Given exercise 1 —
Answer these from the news article below about Tennessee's anti-gay marriage bill:
(a) How much in federal funds could the bill cost the state each year if it passes?
(b) Which county commission amended a resolution that would have endorsed the bill?
(c) About how many supporters of same-sex marriage attended that commission's meeting, and what color were they dressed in?
Given exercise 2 — Render this sentence from the news article below about Tennessee's anti-gay marriage bill in Spanish: "On top of all that, the push to defy the high court’s ruling, led by groups like the Family Action Council of Tennessee, is galvanizing the state’s LGBT community."
Given exercise 3 — Extend the news article below about Tennessee's anti-gay marriage bill, picking up after its final sentence.

Efforts to undermine the U.S. Supreme Court’s ruling in favor of same-sex marriage are starting to backfire — miserably — in Tennessee. 

On Thursday, headlines, first from The New Civil Rights Movement and later from some of Tennessee’s largest newspapers, including The Tennesseean and Nashville Scene, blared that an anti-gay marriage bill — introduced by GOP Rep. Mark Pody, who claims to be a “fiscal conservative” — could cost the state $8.5 billion in federal funds annually if it passes.  

Then, instead of approving a proposed a resolution that would have effectively endorsed the bill, the Rutherford County Commission amended the measure Thursday night so that it actually calls on the General Assembly to uphold the U.S. Constitution, which of course includes the freedom to marry. 

On top of all that, the push to defy the high court’s ruling, led by groups like the Family Action Council of Tennessee, is galvanizing the state’s LGBT community. 

“The media response to the TN ‘Natural Marriage Defense Act’ is just where we want it — overwhelmed by the cost of the legislation!” Executive Director Chris Sanders wrote Thursday on the Tennessee Equality Project’s Facebook page, adding that a petition against the bill has garnered more than 1,000 signatures. “It helps when we achieve victories like Rutherford County. The more we slow down, amend, or contain those anti-marriage equality resolutions, the less drive state legislators have to pass the TN Natural Marriage Defense Act. Despite how horrible the bill is, we’re all firing on all cylinders.” 

About 85 supporters of same-sex marriage, dressed in red, showed up for the Rutherford County Commission meeting Thursday night, with six of them speaking against the proposed anti-gay resolution. No one spoke in favor of it, and commissioners ultimately watered it down so much that it could actually be interpreted as an endorsement of same-sex marriage.

Listing —
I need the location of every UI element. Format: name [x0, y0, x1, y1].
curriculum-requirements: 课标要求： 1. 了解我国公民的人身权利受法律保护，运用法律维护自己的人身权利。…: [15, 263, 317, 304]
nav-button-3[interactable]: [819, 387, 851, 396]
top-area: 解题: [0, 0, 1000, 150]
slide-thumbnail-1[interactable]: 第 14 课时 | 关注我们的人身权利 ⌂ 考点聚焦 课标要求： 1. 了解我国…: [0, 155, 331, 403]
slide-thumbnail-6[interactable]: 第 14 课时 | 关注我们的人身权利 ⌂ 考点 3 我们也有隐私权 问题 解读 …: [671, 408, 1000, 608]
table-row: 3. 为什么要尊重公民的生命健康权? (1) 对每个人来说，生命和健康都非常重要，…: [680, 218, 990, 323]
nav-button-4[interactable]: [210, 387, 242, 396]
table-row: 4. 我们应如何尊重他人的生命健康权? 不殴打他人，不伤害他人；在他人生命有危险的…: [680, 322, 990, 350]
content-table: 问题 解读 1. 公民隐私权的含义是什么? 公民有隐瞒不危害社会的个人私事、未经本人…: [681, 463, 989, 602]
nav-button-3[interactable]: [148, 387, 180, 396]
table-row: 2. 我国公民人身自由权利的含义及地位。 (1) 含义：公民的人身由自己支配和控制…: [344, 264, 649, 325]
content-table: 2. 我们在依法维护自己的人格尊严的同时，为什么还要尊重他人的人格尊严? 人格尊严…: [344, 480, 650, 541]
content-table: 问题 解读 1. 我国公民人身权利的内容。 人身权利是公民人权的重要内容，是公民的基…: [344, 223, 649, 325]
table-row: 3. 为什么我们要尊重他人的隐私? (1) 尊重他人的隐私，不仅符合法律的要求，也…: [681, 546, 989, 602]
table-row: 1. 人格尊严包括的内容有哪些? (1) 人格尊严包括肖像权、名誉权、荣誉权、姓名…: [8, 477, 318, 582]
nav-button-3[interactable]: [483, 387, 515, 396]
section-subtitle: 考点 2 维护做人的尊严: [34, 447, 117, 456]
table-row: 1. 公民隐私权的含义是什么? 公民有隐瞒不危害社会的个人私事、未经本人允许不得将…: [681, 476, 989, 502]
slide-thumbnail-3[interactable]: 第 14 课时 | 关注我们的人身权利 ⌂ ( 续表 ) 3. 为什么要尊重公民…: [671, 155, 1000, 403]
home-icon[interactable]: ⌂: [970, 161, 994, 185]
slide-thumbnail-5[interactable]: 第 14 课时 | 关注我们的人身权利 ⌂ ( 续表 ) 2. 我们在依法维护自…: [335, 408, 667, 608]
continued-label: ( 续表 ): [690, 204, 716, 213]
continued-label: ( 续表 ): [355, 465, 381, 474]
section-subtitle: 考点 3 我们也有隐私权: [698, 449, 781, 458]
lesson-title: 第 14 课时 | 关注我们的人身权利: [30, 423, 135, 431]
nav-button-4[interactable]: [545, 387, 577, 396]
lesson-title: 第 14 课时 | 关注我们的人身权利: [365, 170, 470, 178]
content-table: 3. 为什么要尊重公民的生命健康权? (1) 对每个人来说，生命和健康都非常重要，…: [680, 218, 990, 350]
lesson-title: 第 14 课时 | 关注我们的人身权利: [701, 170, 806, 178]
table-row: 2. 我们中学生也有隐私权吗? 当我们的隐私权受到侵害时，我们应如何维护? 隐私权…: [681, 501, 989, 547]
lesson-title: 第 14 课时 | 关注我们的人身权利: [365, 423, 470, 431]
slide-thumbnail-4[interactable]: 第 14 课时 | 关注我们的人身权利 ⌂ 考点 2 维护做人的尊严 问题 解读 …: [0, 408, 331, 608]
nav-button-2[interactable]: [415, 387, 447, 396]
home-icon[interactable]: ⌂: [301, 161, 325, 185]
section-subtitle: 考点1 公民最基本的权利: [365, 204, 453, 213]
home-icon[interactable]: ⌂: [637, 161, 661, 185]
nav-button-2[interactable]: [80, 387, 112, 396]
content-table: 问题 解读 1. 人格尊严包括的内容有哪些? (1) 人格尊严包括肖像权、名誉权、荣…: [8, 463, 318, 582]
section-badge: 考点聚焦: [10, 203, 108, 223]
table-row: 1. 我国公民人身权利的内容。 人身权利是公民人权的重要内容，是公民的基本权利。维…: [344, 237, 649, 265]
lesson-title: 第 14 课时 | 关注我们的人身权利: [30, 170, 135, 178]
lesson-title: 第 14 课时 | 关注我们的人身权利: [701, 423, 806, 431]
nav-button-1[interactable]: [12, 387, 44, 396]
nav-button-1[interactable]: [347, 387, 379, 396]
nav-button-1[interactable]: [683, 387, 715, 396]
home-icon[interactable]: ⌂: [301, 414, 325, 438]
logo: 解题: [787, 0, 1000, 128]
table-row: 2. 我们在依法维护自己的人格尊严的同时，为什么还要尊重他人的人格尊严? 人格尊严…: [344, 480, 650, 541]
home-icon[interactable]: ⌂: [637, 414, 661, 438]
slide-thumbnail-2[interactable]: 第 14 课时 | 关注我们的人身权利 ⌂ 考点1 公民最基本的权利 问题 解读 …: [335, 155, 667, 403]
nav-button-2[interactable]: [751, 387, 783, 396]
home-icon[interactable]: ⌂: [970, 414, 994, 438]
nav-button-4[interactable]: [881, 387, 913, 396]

Answer 1 —
(a) $8.5 billion
(b) The Rutherford County Commission
(c) About 85, dressed in red

Answer 2 — Además de todo eso, el impulso para desafiar el fallo del alto tribunal, encabezado por grupos como el Family Action Council of Tennessee, está galvanizando a la comunidad LGBT del estado.

Answer 3 —
Fox 17 News’ Jen French reported from the meeting: 

Fox 17 later reported that “it’s not clear what the resolution accomplishes — if anything.” 

At least four counties in East Tennessee have passed anti-gay marriage resolutions in recent weeks, but in the southeastern suburbs of progressive Nashville, residents weren’t having it.  

“It has no legal effect and is simply an embarrassment to the citizens of Rutherford County,” Sara Mitchell told commissioners, according to The Daily Journal. “We don’t need to fight the Civil War again.”

“Leave the LGBT community alone,” said Caleb Banks, who compared the state’s marriage amendment to Jim Crow laws. “We will not be dominated by hate and bigotry.”

“What happened was the commissioners needed a way of saving face so they didn’t utterly withdraw the resolution, they just kept amending it until it didn’t do what it originally said,” the Equality Project’s Sanders said.

In response to the news about his bill’s astronomical fiscal note, Pody told The Tennesseean he hopes to work with legislative fiscal analysts to lower the cost of the bill — but he also vowed to continue pursuing it. 

“I am a fiscal conservative, so I’m one that would want that to be addressed properly,” Pody said. 

Who knows, given that Pody has said God told him to file the bill, maybe he can convince the good Lord to pick up the tab?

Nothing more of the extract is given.